Dataset records:

────

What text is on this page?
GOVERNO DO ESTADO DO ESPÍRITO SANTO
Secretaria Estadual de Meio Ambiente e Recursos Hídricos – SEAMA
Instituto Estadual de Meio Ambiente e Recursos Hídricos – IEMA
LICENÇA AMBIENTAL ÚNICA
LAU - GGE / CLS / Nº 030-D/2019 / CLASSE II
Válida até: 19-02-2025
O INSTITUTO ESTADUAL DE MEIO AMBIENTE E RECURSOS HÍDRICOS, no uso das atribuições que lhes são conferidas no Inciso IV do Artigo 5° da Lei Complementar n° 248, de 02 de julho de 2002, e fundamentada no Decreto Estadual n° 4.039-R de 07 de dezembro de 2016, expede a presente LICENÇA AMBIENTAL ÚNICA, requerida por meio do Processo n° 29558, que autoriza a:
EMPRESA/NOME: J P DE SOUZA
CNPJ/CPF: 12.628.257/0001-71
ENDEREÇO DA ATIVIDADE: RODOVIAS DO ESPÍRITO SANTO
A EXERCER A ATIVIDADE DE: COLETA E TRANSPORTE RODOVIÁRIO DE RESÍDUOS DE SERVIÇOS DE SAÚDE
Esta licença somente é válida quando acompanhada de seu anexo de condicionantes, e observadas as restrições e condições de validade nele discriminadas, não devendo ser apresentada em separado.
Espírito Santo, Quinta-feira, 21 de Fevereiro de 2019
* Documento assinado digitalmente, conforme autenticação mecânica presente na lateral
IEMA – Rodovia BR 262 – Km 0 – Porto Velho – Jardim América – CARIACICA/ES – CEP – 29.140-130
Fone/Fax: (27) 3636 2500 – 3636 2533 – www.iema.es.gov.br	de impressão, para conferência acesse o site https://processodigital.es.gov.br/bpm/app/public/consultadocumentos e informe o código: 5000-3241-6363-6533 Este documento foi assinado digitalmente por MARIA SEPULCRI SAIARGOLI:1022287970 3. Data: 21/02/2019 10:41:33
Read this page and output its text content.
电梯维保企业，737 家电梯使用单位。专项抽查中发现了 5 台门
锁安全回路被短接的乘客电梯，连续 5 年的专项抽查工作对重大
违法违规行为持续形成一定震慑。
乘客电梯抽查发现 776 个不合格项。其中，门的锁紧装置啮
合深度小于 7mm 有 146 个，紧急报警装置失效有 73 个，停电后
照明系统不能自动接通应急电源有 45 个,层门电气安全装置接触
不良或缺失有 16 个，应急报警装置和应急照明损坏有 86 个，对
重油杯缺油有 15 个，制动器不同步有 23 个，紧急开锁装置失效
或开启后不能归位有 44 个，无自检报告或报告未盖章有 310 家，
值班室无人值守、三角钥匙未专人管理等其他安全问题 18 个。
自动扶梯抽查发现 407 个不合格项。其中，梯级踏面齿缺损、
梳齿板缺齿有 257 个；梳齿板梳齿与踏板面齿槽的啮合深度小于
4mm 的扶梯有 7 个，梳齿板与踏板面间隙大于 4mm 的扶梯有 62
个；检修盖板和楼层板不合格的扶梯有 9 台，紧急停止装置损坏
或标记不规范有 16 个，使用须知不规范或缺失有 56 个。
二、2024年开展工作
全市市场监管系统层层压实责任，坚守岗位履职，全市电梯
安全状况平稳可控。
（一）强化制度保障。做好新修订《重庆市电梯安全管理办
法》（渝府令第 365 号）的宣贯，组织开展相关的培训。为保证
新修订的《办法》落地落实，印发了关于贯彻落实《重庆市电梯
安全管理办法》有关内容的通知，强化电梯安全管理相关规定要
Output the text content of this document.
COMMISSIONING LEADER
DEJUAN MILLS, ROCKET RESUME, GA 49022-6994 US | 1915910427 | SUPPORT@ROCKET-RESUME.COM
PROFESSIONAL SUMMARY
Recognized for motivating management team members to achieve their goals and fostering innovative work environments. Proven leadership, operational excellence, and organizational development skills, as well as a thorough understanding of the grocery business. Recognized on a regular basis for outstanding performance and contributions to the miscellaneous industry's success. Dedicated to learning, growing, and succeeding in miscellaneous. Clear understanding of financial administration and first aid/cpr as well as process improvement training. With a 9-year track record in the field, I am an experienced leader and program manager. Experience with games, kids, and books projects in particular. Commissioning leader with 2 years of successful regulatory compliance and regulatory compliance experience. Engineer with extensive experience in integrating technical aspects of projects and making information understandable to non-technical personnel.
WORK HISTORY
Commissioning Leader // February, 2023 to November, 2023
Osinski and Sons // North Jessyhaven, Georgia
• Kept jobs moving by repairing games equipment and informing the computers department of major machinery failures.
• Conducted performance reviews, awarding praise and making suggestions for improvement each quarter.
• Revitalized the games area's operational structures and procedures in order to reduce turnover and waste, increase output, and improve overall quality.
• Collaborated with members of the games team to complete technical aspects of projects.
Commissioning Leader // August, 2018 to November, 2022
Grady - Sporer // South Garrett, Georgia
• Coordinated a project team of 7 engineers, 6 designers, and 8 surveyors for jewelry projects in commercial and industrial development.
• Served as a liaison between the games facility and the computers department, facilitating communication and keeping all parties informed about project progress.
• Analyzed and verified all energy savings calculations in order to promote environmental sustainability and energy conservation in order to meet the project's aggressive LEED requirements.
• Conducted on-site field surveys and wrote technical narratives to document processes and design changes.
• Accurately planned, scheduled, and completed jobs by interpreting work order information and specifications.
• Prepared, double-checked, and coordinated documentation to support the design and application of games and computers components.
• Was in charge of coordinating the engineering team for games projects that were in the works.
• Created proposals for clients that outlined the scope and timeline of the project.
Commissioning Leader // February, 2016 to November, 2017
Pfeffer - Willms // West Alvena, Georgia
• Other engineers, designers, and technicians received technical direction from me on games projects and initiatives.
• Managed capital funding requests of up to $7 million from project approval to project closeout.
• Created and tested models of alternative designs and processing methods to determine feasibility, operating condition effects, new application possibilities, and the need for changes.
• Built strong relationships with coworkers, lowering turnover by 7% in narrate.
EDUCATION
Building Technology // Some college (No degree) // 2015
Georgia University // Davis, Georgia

────

**The exercise:** Quote the entire listing above exactly.

**Correct output:**
What text is on this page?
GOVERNO DO ESTADO DO ESPÍRITO SANTO
Secretaria Estadual de Meio Ambiente e Recursos Hídricos – SEAMA
Instituto Estadual de Meio Ambiente e Recursos Hídricos – IEMA
LICENÇA AMBIENTAL ÚNICA
LAU - GGE / CLS / Nº 030-D/2019 / CLASSE II
Válida até: 19-02-2025
O INSTITUTO ESTADUAL DE MEIO AMBIENTE E RECURSOS HÍDRICOS, no uso das atribuições que lhes são conferidas no Inciso IV do Artigo 5° da Lei Complementar n° 248, de 02 de julho de 2002, e fundamentada no Decreto Estadual n° 4.039-R de 07 de dezembro de 2016, expede a presente LICENÇA AMBIENTAL ÚNICA, requerida por meio do Processo n° 29558, que autoriza a:
EMPRESA/NOME: J P DE SOUZA
CNPJ/CPF: 12.628.257/0001-71
ENDEREÇO DA ATIVIDADE: RODOVIAS DO ESPÍRITO SANTO
A EXERCER A ATIVIDADE DE: COLETA E TRANSPORTE RODOVIÁRIO DE RESÍDUOS DE SERVIÇOS DE SAÚDE
Esta licença somente é válida quando acompanhada de seu anexo de condicionantes, e observadas as restrições e condições de validade nele discriminadas, não devendo ser apresentada em separado.
Espírito Santo, Quinta-feira, 21 de Fevereiro de 2019
* Documento assinado digitalmente, conforme autenticação mecânica presente na lateral
IEMA – Rodovia BR 262 – Km 0 – Porto Velho – Jardim América – CARIACICA/ES – CEP – 29.140-130
Fone/Fax: (27) 3636 2500 – 3636 2533 – www.iema.es.gov.br	de impressão, para conferência acesse o site https://processodigital.es.gov.br/bpm/app/public/consultadocumentos e informe o código: 5000-3241-6363-6533 Este documento foi assinado digitalmente por MARIA SEPULCRI SAIARGOLI:1022287970 3. Data: 21/02/2019 10:41:33
Read this page and output its text content.
电梯维保企业，737 家电梯使用单位。专项抽查中发现了 5 台门
锁安全回路被短接的乘客电梯，连续 5 年的专项抽查工作对重大
违法违规行为持续形成一定震慑。
乘客电梯抽查发现 776 个不合格项。其中，门的锁紧装置啮
合深度小于 7mm 有 146 个，紧急报警装置失效有 73 个，停电后
照明系统不能自动接通应急电源有 45 个,层门电气安全装置接触
不良或缺失有 16 个，应急报警装置和应急照明损坏有 86 个，对
重油杯缺油有 15 个，制动器不同步有 23 个，紧急开锁装置失效
或开启后不能归位有 44 个，无自检报告或报告未盖章有 310 家，
值班室无人值守、三角钥匙未专人管理等其他安全问题 18 个。
自动扶梯抽查发现 407 个不合格项。其中，梯级踏面齿缺损、
梳齿板缺齿有 257 个；梳齿板梳齿与踏板面齿槽的啮合深度小于
4mm 的扶梯有 7 个，梳齿板与踏板面间隙大于 4mm 的扶梯有 62
个；检修盖板和楼层板不合格的扶梯有 9 台，紧急停止装置损坏
或标记不规范有 16 个，使用须知不规范或缺失有 56 个。
二、2024年开展工作
全市市场监管系统层层压实责任，坚守岗位履职，全市电梯
安全状况平稳可控。
（一）强化制度保障。做好新修订《重庆市电梯安全管理办
法》（渝府令第 365 号）的宣贯，组织开展相关的培训。为保证
新修订的《办法》落地落实，印发了关于贯彻落实《重庆市电梯
安全管理办法》有关内容的通知，强化电梯安全管理相关规定要
Output the text content of this document.
COMMISSIONING LEADER
DEJUAN MILLS, ROCKET RESUME, GA 49022-6994 US | 1915910427 | SUPPORT@ROCKET-RESUME.COM
PROFESSIONAL SUMMARY
Recognized for motivating management team members to achieve their goals and fostering innovative work environments. Proven leadership, operational excellence, and organizational development skills, as well as a thorough understanding of the grocery business. Recognized on a regular basis for outstanding performance and contributions to the miscellaneous industry's success. Dedicated to learning, growing, and succeeding in miscellaneous. Clear understanding of financial administration and first aid/cpr as well as process improvement training. With a 9-year track record in the field, I am an experienced leader and program manager. Experience with games, kids, and books projects in particular. Commissioning leader with 2 years of successful regulatory compliance and regulatory compliance experience. Engineer with extensive experience in integrating technical aspects of projects and making information understandable to non-technical personnel.
WORK HISTORY
Commissioning Leader // February, 2023 to November, 2023
Osinski and Sons // North Jessyhaven, Georgia
• Kept jobs moving by repairing games equipment and informing the computers department of major machinery failures.
• Conducted performance reviews, awarding praise and making suggestions for improvement each quarter.
• Revitalized the games area's operational structures and procedures in order to reduce turnover and waste, increase output, and improve overall quality.
• Collaborated with members of the games team to complete technical aspects of projects.
Commissioning Leader // August, 2018 to November, 2022
Grady - Sporer // South Garrett, Georgia
• Coordinated a project team of 7 engineers, 6 designers, and 8 surveyors for jewelry projects in commercial and industrial development.
• Served as a liaison between the games facility and the computers department, facilitating communication and keeping all parties informed about project progress.
• Analyzed and verified all energy savings calculations in order to promote environmental sustainability and energy conservation in order to meet the project's aggressive LEED requirements.
• Conducted on-site field surveys and wrote technical narratives to document processes and design changes.
• Accurately planned, scheduled, and completed jobs by interpreting work order information and specifications.
• Prepared, double-checked, and coordinated documentation to support the design and application of games and computers components.
• Was in charge of coordinating the engineering team for games projects that were in the works.
• Created proposals for clients that outlined the scope and timeline of the project.
Commissioning Leader // February, 2016 to November, 2017
Pfeffer - Willms // West Alvena, Georgia
• Other engineers, designers, and technicians received technical direction from me on games projects and initiatives.
• Managed capital funding requests of up to $7 million from project approval to project closeout.
• Created and tested models of alternative designs and processing methods to determine feasibility, operating condition effects, new application possibilities, and the need for changes.
• Built strong relationships with coworkers, lowering turnover by 7% in narrate.
EDUCATION
Building Technology // Some college (No degree) // 2015
Georgia University // Davis, Georgia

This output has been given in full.